# Goal
Would it be possible to write out each entry below exactly, without the pictures?

[Records from a data source]
# # # # #

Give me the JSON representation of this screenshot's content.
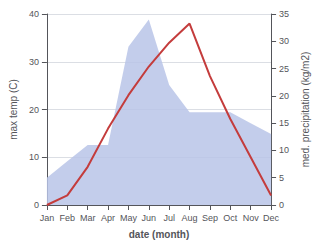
{
  "chart_data": {
    "type": "line",
    "xlabel": "date (month)",
    "ylabel": "max temp (C)",
    "y2label": "med. precipitation (kg/m2)",
    "categories": [
      "Jan",
      "Feb",
      "Mar",
      "Apr",
      "May",
      "Jun",
      "Jul",
      "Aug",
      "Sep",
      "Oct",
      "Nov",
      "Dec"
    ],
    "series": [
      {
        "type": "area",
        "color": "#b8c4e8",
        "axis": "y2",
        "values": [
          5,
          8,
          11,
          11,
          29,
          34,
          22,
          17,
          17,
          17,
          15,
          13
        ]
      },
      {
        "type": "line",
        "color": "#c43c3c",
        "values": [
          0,
          2,
          8,
          16,
          23,
          29,
          34,
          38,
          27,
          18,
          10,
          2
        ]
      }
    ],
    "ylim": [
      0,
      40
    ],
    "yticks": [
      0,
      10,
      20,
      30,
      40
    ],
    "y2lim": [
      0,
      35
    ],
    "y2ticks": [
      0,
      5,
      10,
      15,
      20,
      25,
      30,
      35
    ],
    "grid": true
  }
}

# # # # #

# Full response
Give me the JSON representation of this screenshot's content.
{
  "chart_data": {
    "type": "line",
    "xlabel": "date (month)",
    "ylabel": "max temp (C)",
    "y2label": "med. precipitation (kg/m2)",
    "categories": [
      "Jan",
      "Feb",
      "Mar",
      "Apr",
      "May",
      "Jun",
      "Jul",
      "Aug",
      "Sep",
      "Oct",
      "Nov",
      "Dec"
    ],
    "series": [
      {
        "type": "area",
        "color": "#b8c4e8",
        "axis": "y2",
        "values": [
          5,
          8,
          11,
          11,
          29,
          34,
          22,
          17,
          17,
          17,
          15,
          13
        ]
      },
      {
        "type": "line",
        "color": "#c43c3c",
        "values": [
          0,
          2,
          8,
          16,
          23,
          29,
          34,
          38,
          27,
          18,
          10,
          2
        ]
      }
    ],
    "ylim": [
      0,
      40
    ],
    "yticks": [
      0,
      10,
      20,
      30,
      40
    ],
    "y2lim": [
      0,
      35
    ],
    "y2ticks": [
      0,
      5,
      10,
      15,
      20,
      25,
      30,
      35
    ],
    "grid": true
  }
}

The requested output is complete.